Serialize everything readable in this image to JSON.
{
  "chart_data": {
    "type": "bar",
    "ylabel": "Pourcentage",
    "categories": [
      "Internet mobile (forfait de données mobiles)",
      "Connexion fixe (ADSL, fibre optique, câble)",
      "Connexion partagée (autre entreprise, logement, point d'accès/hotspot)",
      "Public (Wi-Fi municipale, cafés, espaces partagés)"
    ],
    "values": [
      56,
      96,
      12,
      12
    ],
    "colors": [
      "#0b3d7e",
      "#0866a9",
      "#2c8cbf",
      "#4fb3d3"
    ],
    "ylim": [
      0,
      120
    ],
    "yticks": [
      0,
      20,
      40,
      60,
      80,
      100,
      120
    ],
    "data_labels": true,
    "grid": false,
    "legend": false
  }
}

■ **Exercise prompt**
Print every record above exactly as written.

■ **Complete response**
Serialize everything readable in this image to JSON.
{
  "chart_data": {
    "type": "bar",
    "ylabel": "Pourcentage",
    "categories": [
      "Internet mobile (forfait de données mobiles)",
      "Connexion fixe (ADSL, fibre optique, câble)",
      "Connexion partagée (autre entreprise, logement, point d'accès/hotspot)",
      "Public (Wi-Fi municipale, cafés, espaces partagés)"
    ],
    "values": [
      56,
      96,
      12,
      12
    ],
    "colors": [
      "#0b3d7e",
      "#0866a9",
      "#2c8cbf",
      "#4fb3d3"
    ],
    "ylim": [
      0,
      120
    ],
    "yticks": [
      0,
      20,
      40,
      60,
      80,
      100,
      120
    ],
    "data_labels": true,
    "grid": false,
    "legend": false
  }
}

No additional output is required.